_Task_
Would you return all of this data exactly, leaving nothing out?

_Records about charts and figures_

(begin)

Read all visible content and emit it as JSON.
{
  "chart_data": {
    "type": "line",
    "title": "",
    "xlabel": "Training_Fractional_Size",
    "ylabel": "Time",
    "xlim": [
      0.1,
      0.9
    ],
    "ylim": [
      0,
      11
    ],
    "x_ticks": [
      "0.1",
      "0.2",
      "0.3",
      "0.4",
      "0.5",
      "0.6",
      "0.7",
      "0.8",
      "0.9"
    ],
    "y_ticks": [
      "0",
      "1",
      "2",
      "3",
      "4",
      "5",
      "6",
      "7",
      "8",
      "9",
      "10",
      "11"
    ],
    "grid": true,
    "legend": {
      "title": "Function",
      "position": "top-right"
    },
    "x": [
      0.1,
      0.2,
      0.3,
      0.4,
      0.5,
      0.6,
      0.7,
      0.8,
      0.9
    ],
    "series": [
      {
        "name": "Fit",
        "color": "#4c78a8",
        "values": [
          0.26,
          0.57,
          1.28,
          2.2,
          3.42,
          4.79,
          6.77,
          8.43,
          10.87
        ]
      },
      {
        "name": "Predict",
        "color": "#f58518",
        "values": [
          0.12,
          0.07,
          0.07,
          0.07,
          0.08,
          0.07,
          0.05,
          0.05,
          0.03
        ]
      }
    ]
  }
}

(end)

_Task output_
Read all visible content and emit it as JSON.
{
  "chart_data": {
    "type": "line",
    "title": "",
    "xlabel": "Training_Fractional_Size",
    "ylabel": "Time",
    "xlim": [
      0.1,
      0.9
    ],
    "ylim": [
      0,
      11
    ],
    "x_ticks": [
      "0.1",
      "0.2",
      "0.3",
      "0.4",
      "0.5",
      "0.6",
      "0.7",
      "0.8",
      "0.9"
    ],
    "y_ticks": [
      "0",
      "1",
      "2",
      "3",
      "4",
      "5",
      "6",
      "7",
      "8",
      "9",
      "10",
      "11"
    ],
    "grid": true,
    "legend": {
      "title": "Function",
      "position": "top-right"
    },
    "x": [
      0.1,
      0.2,
      0.3,
      0.4,
      0.5,
      0.6,
      0.7,
      0.8,
      0.9
    ],
    "series": [
      {
        "name": "Fit",
        "color": "#4c78a8",
        "values": [
          0.26,
          0.57,
          1.28,
          2.2,
          3.42,
          4.79,
          6.77,
          8.43,
          10.87
        ]
      },
      {
        "name": "Predict",
        "color": "#f58518",
        "values": [
          0.12,
          0.07,
          0.07,
          0.07,
          0.08,
          0.07,
          0.05,
          0.05,
          0.03
        ]
      }
    ]
  }
}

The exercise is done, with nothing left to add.